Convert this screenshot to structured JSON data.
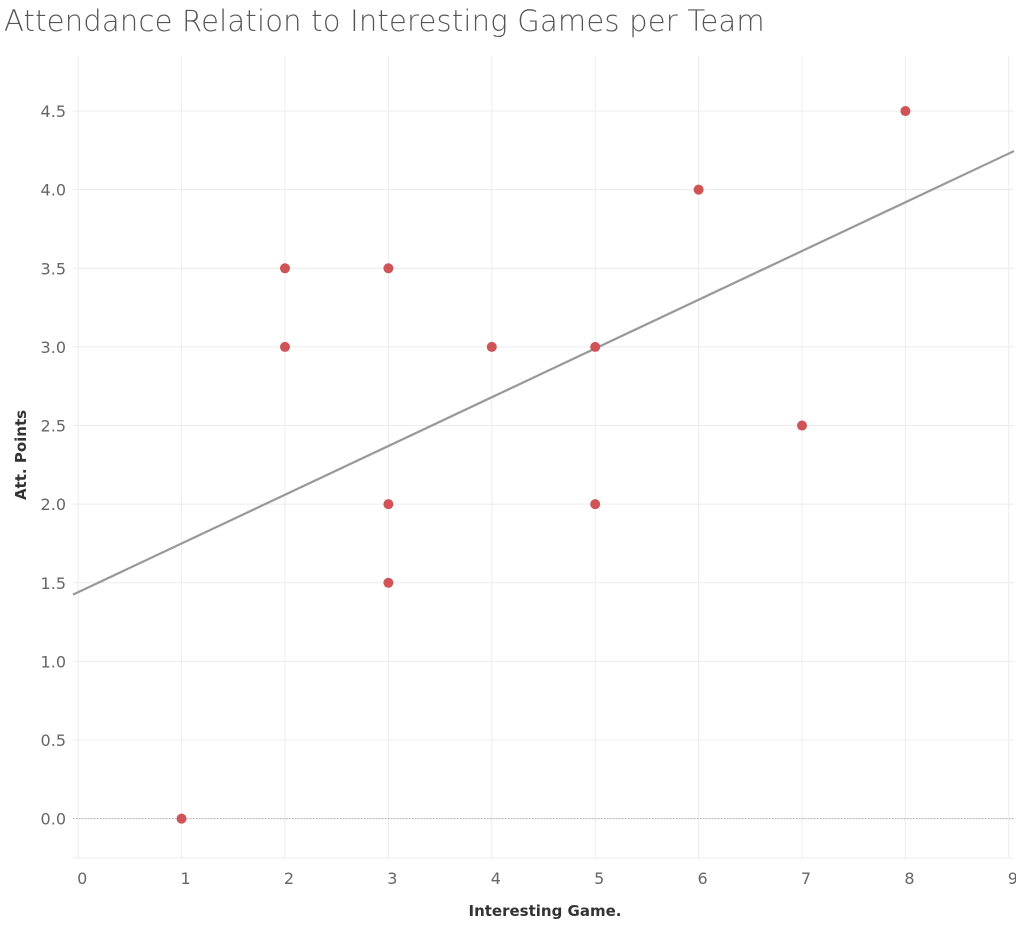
{
  "chart_data": {
    "type": "scatter",
    "title": "Attendance Relation to Interesting Games per Team",
    "xlabel": "Interesting Game.",
    "ylabel": "Att. Points",
    "xlim": [
      -0.05,
      9.05
    ],
    "ylim": [
      -0.25,
      4.85
    ],
    "x_ticks": [
      "0",
      "1",
      "2",
      "3",
      "4",
      "5",
      "6",
      "7",
      "8",
      "9"
    ],
    "y_ticks": [
      "0.0",
      "0.5",
      "1.0",
      "1.5",
      "2.0",
      "2.5",
      "3.0",
      "3.5",
      "4.0",
      "4.5"
    ],
    "grid": true,
    "zero_line": true,
    "points": [
      {
        "x": 1,
        "y": 0.0
      },
      {
        "x": 2,
        "y": 3.5
      },
      {
        "x": 2,
        "y": 3.0
      },
      {
        "x": 3,
        "y": 3.5
      },
      {
        "x": 3,
        "y": 2.0
      },
      {
        "x": 3,
        "y": 1.5
      },
      {
        "x": 4,
        "y": 3.0
      },
      {
        "x": 5,
        "y": 3.0
      },
      {
        "x": 5,
        "y": 2.0
      },
      {
        "x": 6,
        "y": 4.0
      },
      {
        "x": 7,
        "y": 2.5
      },
      {
        "x": 8,
        "y": 4.5
      }
    ],
    "trend_line": {
      "intercept": 1.44,
      "slope": 0.31
    },
    "colors": {
      "point": "#d05457",
      "trend": "#999999",
      "grid": "#ececec",
      "zero_line": "#b0b0b0"
    }
  }
}
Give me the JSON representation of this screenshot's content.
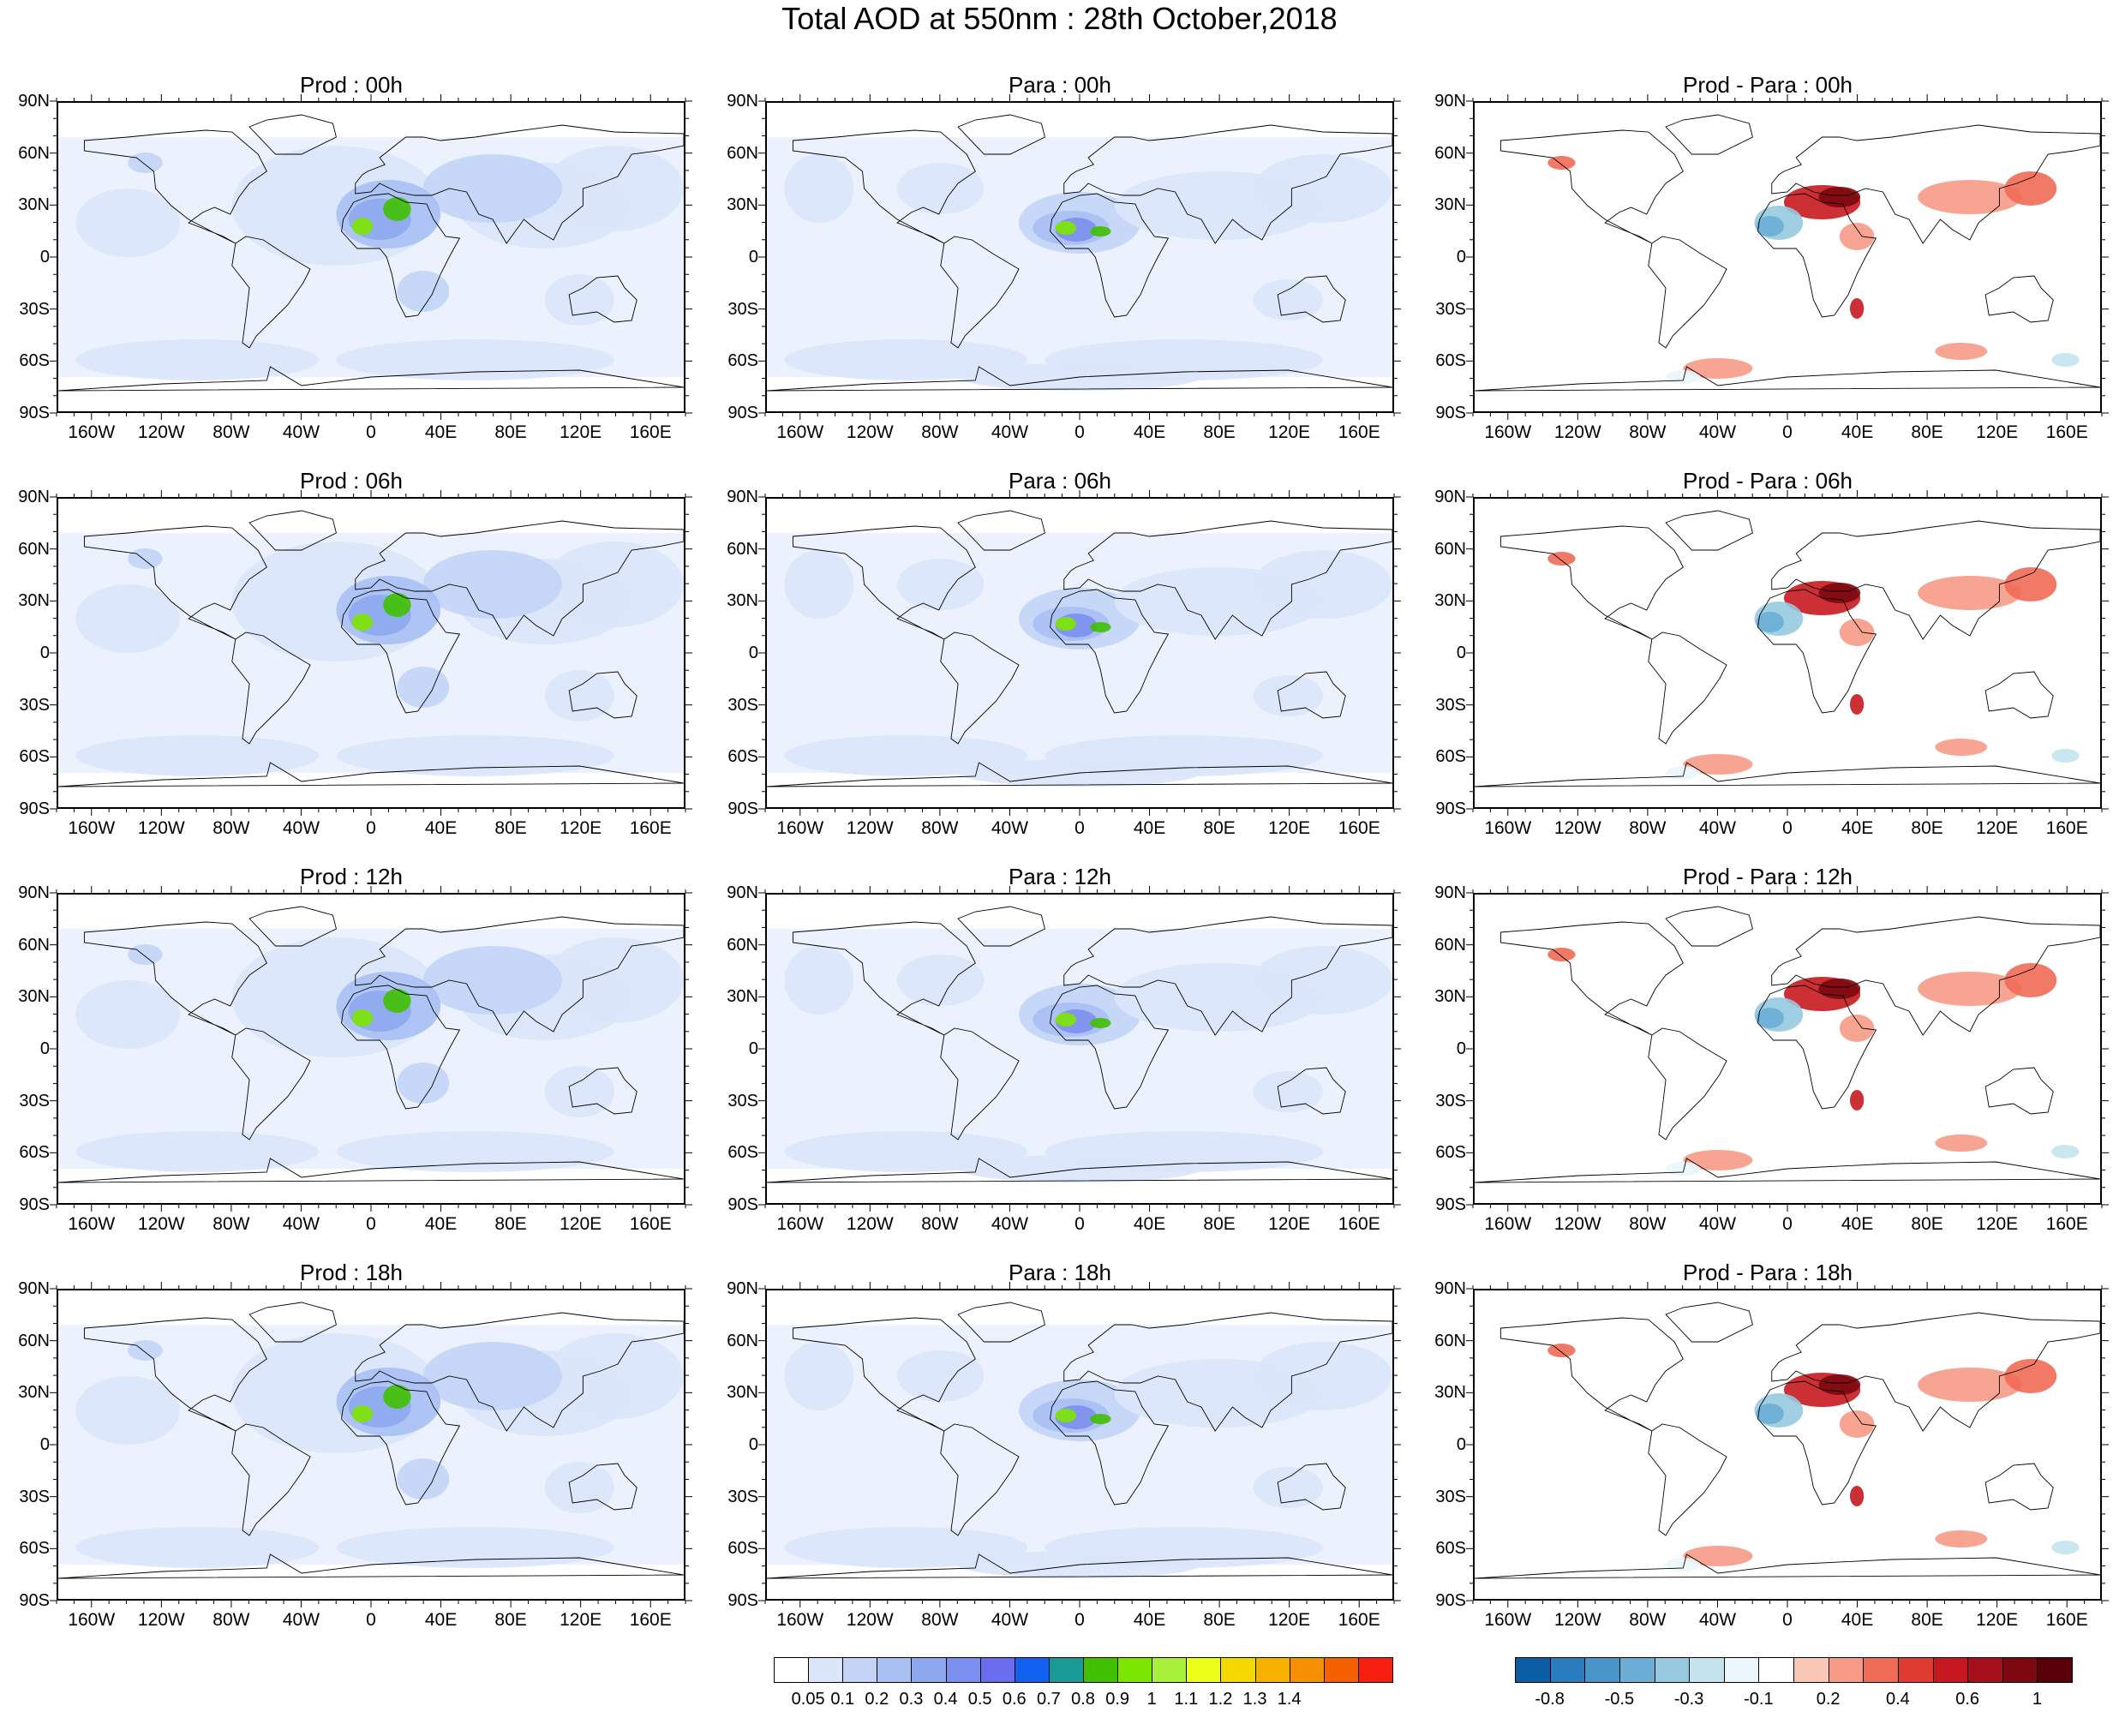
{
  "title": "Total AOD at 550nm : 28th October,2018",
  "lat_labels": [
    "90N",
    "60N",
    "30N",
    "0",
    "30S",
    "60S",
    "90S"
  ],
  "lon_labels": [
    "160W",
    "120W",
    "80W",
    "40W",
    "0",
    "40E",
    "80E",
    "120E",
    "160E"
  ],
  "panels": [
    {
      "title": "Prod : 00h",
      "kind": "prod"
    },
    {
      "title": "Para : 00h",
      "kind": "para"
    },
    {
      "title": "Prod - Para : 00h",
      "kind": "diff"
    },
    {
      "title": "Prod : 06h",
      "kind": "prod"
    },
    {
      "title": "Para : 06h",
      "kind": "para"
    },
    {
      "title": "Prod - Para : 06h",
      "kind": "diff"
    },
    {
      "title": "Prod : 12h",
      "kind": "prod"
    },
    {
      "title": "Para : 12h",
      "kind": "para"
    },
    {
      "title": "Prod - Para : 12h",
      "kind": "diff"
    },
    {
      "title": "Prod : 18h",
      "kind": "prod"
    },
    {
      "title": "Para : 18h",
      "kind": "para"
    },
    {
      "title": "Prod - Para : 18h",
      "kind": "diff"
    }
  ],
  "colorbar_aod": {
    "labels": [
      "0.05",
      "0.1",
      "0.2",
      "0.3",
      "0.4",
      "0.5",
      "0.6",
      "0.7",
      "0.8",
      "0.9",
      "1",
      "1.1",
      "1.2",
      "1.3",
      "1.4"
    ],
    "colors": [
      "#ffffff",
      "#dbe6fb",
      "#c3d4f7",
      "#a9c0f3",
      "#8ea8ef",
      "#7b8ff0",
      "#6a6cf0",
      "#1260f0",
      "#1a9a96",
      "#40c000",
      "#7de600",
      "#a8f03c",
      "#ecff18",
      "#f5d800",
      "#f7b000",
      "#f79000",
      "#f76000",
      "#f72010"
    ]
  },
  "colorbar_diff": {
    "labels": [
      "-0.8",
      "-0.5",
      "-0.3",
      "-0.1",
      "0.2",
      "0.4",
      "0.6",
      "1"
    ],
    "colors": [
      "#0b5ea6",
      "#2a7dbf",
      "#4994c9",
      "#6aaed6",
      "#96c9df",
      "#c3e4ee",
      "#eaf6fb",
      "#ffffff",
      "#fbc7b5",
      "#f79a86",
      "#f06b56",
      "#e03c32",
      "#c6181e",
      "#a5101a",
      "#7d0810",
      "#5a0008"
    ]
  },
  "legend_pos": {
    "aod": "bottom-center",
    "diff": "bottom-right"
  }
}
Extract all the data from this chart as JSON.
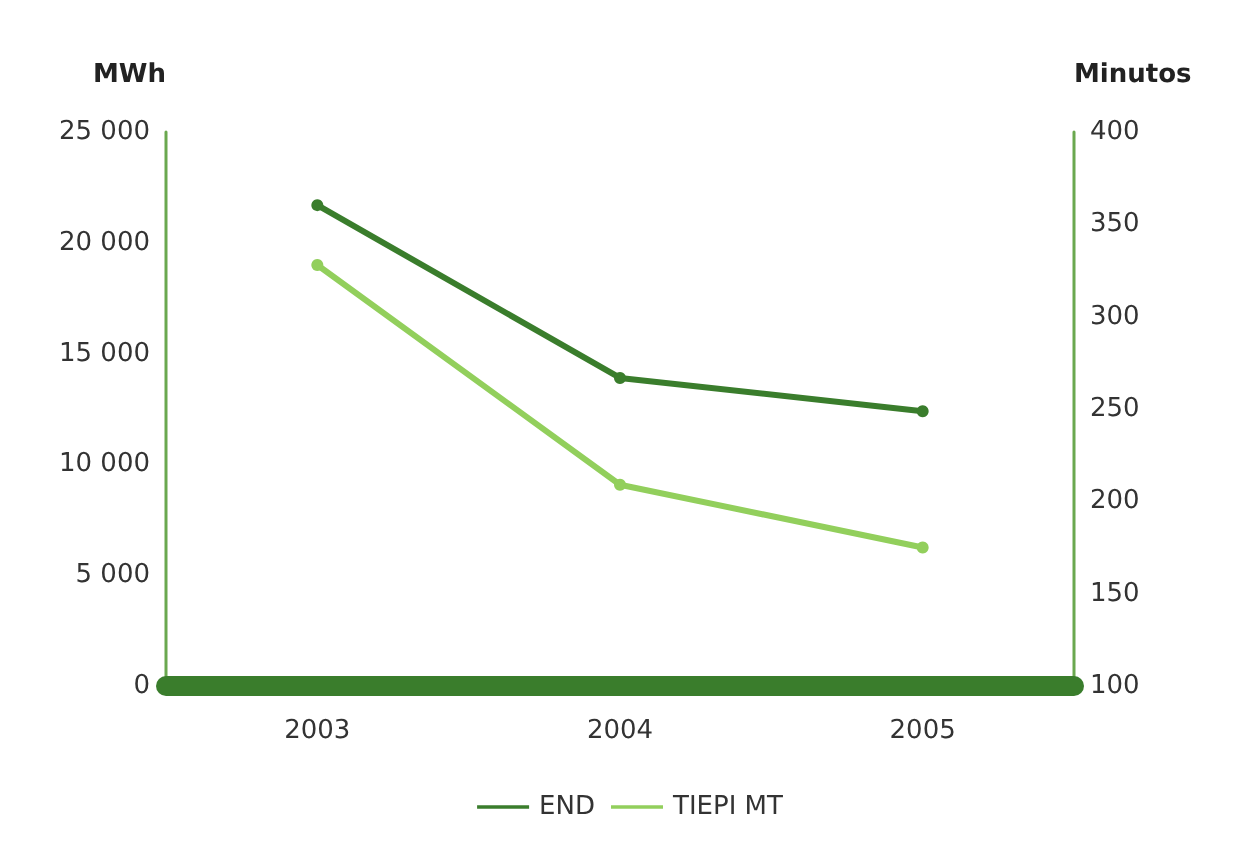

• • • • • • •

▶ [OBJECTIVE] Tally the lines in this data that hold the word "JSON" and state only the count.

▶ [EXPECTED ANSWER] 3